Without the pictures, can you quote each line below exactly?

Saved data entries
================================

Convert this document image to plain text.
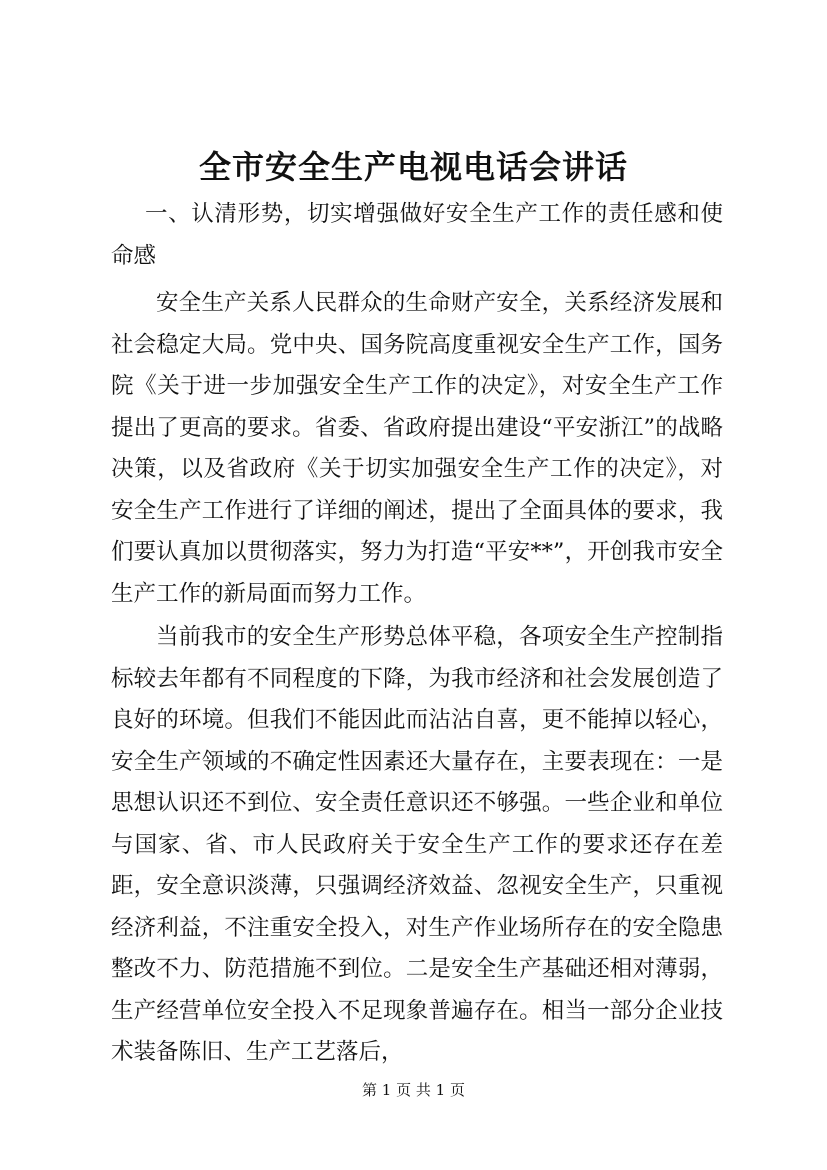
全市安全生产电视电话会讲话

一、认清形势，切实增强做好安全生产工作的责任感和使命感

安全生产关系人民群众的生命财产安全，关系经济发展和社会稳定大局。党中央、国务院高度重视安全生产工作，国务院《关于进一步加强安全生产工作的决定》，对安全生产工作提出了更高的要求。省委、省政府提出建设“平安浙江”的战略决策，以及省政府《关于切实加强安全生产工作的决定》，对安全生产工作进行了详细的阐述，提出了全面具体的要求，我们要认真加以贯彻落实，努力为打造“平安**”，开创我市安全生产工作的新局面而努力工作。

当前我市的安全生产形势总体平稳，各项安全生产控制指标较去年都有不同程度的下降，为我市经济和社会发展创造了良好的环境。但我们不能因此而沾沾自喜，更不能掉以轻心，安全生产领域的不确定性因素还大量存在，主要表现在：一是思想认识还不到位、安全责任意识还不够强。一些企业和单位与国家、省、市人民政府关于安全生产工作的要求还存在差距，安全意识淡薄，只强调经济效益、忽视安全生产，只重视经济利益，不注重安全投入，对生产作业场所存在的安全隐患整改不力、防范措施不到位。二是安全生产基础还相对薄弱，生产经营单位安全投入不足现象普遍存在。相当一部分企业技术装备陈旧、生产工艺落后，

第 1 页 共 1 页
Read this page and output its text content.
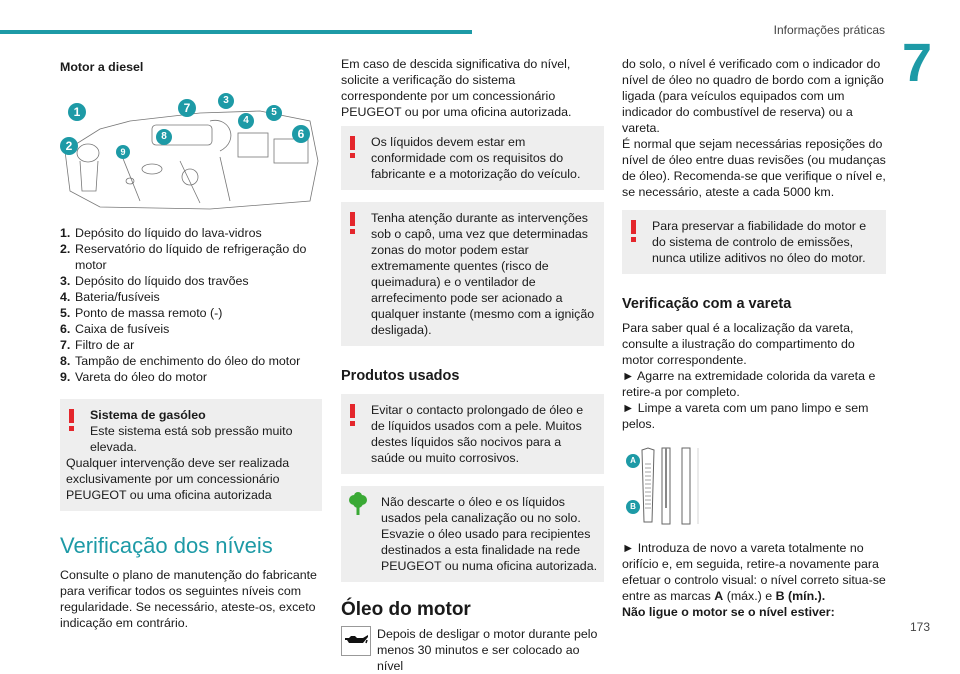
Informações práticas
7
173
Motor a diesel
1
2
3
4
5
6
7
8
9
1. Depósito do líquido do lava-vidros
2. Reservatório do líquido de refrigeração do motor
3. Depósito do líquido dos travões
4. Bateria/fusíveis
5. Ponto de massa remoto (-)
6. Caixa de fusíveis
7. Filtro de ar
8. Tampão de enchimento do óleo do motor
9. Vareta do óleo do motor
Sistema de gasóleo
Este sistema está sob pressão muito elevada.
Qualquer intervenção deve ser realizada exclusivamente por um concessionário PEUGEOT ou uma oficina autorizada
Verificação dos níveis

Consulte o plano de manutenção do fabricante para verificar todos os seguintes níveis com regularidade. Se necessário, ateste-os, exceto indicação em contrário.

Em caso de descida significativa do nível, solicite a verificação do sistema correspondente por um concessionário PEUGEOT ou por uma oficina autorizada.

Os líquidos devem estar em conformidade com os requisitos do fabricante e a motorização do veículo.
Tenha atenção durante as intervenções sob o capô, uma vez que determinadas zonas do motor podem estar extremamente quentes (risco de queimadura) e o ventilador de arrefecimento pode ser acionado a qualquer instante (mesmo com a ignição desligada).
Produtos usados
Evitar o contacto prolongado de óleo e de líquidos usados com a pele. Muitos destes líquidos são nocivos para a saúde ou muito corrosivos.
Não descarte o óleo e os líquidos usados pela canalização ou no solo. Esvazie o óleo usado para recipientes destinados a esta finalidade na rede PEUGEOT ou numa oficina autorizada.
Óleo do motor

Depois de desligar o motor durante pelo menos 30 minutos e ser colocado ao nível

do solo, o nível é verificado com o indicador do nível de óleo no quadro de bordo com a ignição ligada (para veículos equipados com um indicador do combustível de reserva) ou a vareta.

É normal que sejam necessárias reposições do nível de óleo entre duas revisões (ou mudanças de óleo). Recomenda-se que verifique o nível e, se necessário, ateste a cada 5000 km.

Para preservar a fiabilidade do motor e do sistema de controlo de emissões, nunca utilize aditivos no óleo do motor.
Verificação com a vareta

Para saber qual é a localização da vareta, consulte a ilustração do compartimento do motor correspondente.

► Agarre na extremidade colorida da vareta e retire-a por completo.

► Limpe a vareta com um pano limpo e sem pelos.

A
B

► Introduza de novo a vareta totalmente no orifício e, em seguida, retire-a novamente para efetuar o controlo visual: o nível correto situa-se entre as marcas A (máx.) e B (mín.).

Não ligue o motor se o nível estiver:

================================

**TASK OUTPUT:**
Convert this document image to plain text.
全市安全生产电视电话会讲话

一、认清形势，切实增强做好安全生产工作的责任感和使命感

安全生产关系人民群众的生命财产安全，关系经济发展和社会稳定大局。党中央、国务院高度重视安全生产工作，国务院《关于进一步加强安全生产工作的决定》，对安全生产工作提出了更高的要求。省委、省政府提出建设“平安浙江”的战略决策，以及省政府《关于切实加强安全生产工作的决定》，对安全生产工作进行了详细的阐述，提出了全面具体的要求，我们要认真加以贯彻落实，努力为打造“平安**”，开创我市安全生产工作的新局面而努力工作。

当前我市的安全生产形势总体平稳，各项安全生产控制指标较去年都有不同程度的下降，为我市经济和社会发展创造了良好的环境。但我们不能因此而沾沾自喜，更不能掉以轻心，安全生产领域的不确定性因素还大量存在，主要表现在：一是思想认识还不到位、安全责任意识还不够强。一些企业和单位与国家、省、市人民政府关于安全生产工作的要求还存在差距，安全意识淡薄，只强调经济效益、忽视安全生产，只重视经济利益，不注重安全投入，对生产作业场所存在的安全隐患整改不力、防范措施不到位。二是安全生产基础还相对薄弱，生产经营单位安全投入不足现象普遍存在。相当一部分企业技术装备陈旧、生产工艺落后，

第 1 页 共 1 页
Read this page and output its text content.
Informações práticas
7
173
Motor a diesel
1
2
3
4
5
6
7
8
9
1. Depósito do líquido do lava-vidros
2. Reservatório do líquido de refrigeração do motor
3. Depósito do líquido dos travões
4. Bateria/fusíveis
5. Ponto de massa remoto (-)
6. Caixa de fusíveis
7. Filtro de ar
8. Tampão de enchimento do óleo do motor
9. Vareta do óleo do motor
Sistema de gasóleo
Este sistema está sob pressão muito elevada.
Qualquer intervenção deve ser realizada exclusivamente por um concessionário PEUGEOT ou uma oficina autorizada
Verificação dos níveis

Consulte o plano de manutenção do fabricante para verificar todos os seguintes níveis com regularidade. Se necessário, ateste-os, exceto indicação em contrário.

Em caso de descida significativa do nível, solicite a verificação do sistema correspondente por um concessionário PEUGEOT ou por uma oficina autorizada.

Os líquidos devem estar em conformidade com os requisitos do fabricante e a motorização do veículo.
Tenha atenção durante as intervenções sob o capô, uma vez que determinadas zonas do motor podem estar extremamente quentes (risco de queimadura) e o ventilador de arrefecimento pode ser acionado a qualquer instante (mesmo com a ignição desligada).
Produtos usados
Evitar o contacto prolongado de óleo e de líquidos usados com a pele. Muitos destes líquidos são nocivos para a saúde ou muito corrosivos.
Não descarte o óleo e os líquidos usados pela canalização ou no solo. Esvazie o óleo usado para recipientes destinados a esta finalidade na rede PEUGEOT ou numa oficina autorizada.
Óleo do motor

Depois de desligar o motor durante pelo menos 30 minutos e ser colocado ao nível

do solo, o nível é verificado com o indicador do nível de óleo no quadro de bordo com a ignição ligada (para veículos equipados com um indicador do combustível de reserva) ou a vareta.

É normal que sejam necessárias reposições do nível de óleo entre duas revisões (ou mudanças de óleo). Recomenda-se que verifique o nível e, se necessário, ateste a cada 5000 km.

Para preservar a fiabilidade do motor e do sistema de controlo de emissões, nunca utilize aditivos no óleo do motor.
Verificação com a vareta

Para saber qual é a localização da vareta, consulte a ilustração do compartimento do motor correspondente.

► Agarre na extremidade colorida da vareta e retire-a por completo.

► Limpe a vareta com um pano limpo e sem pelos.

A
B

► Introduza de novo a vareta totalmente no orifício e, em seguida, retire-a novamente para efetuar o controlo visual: o nível correto situa-se entre as marcas A (máx.) e B (mín.).

Não ligue o motor se o nível estiver:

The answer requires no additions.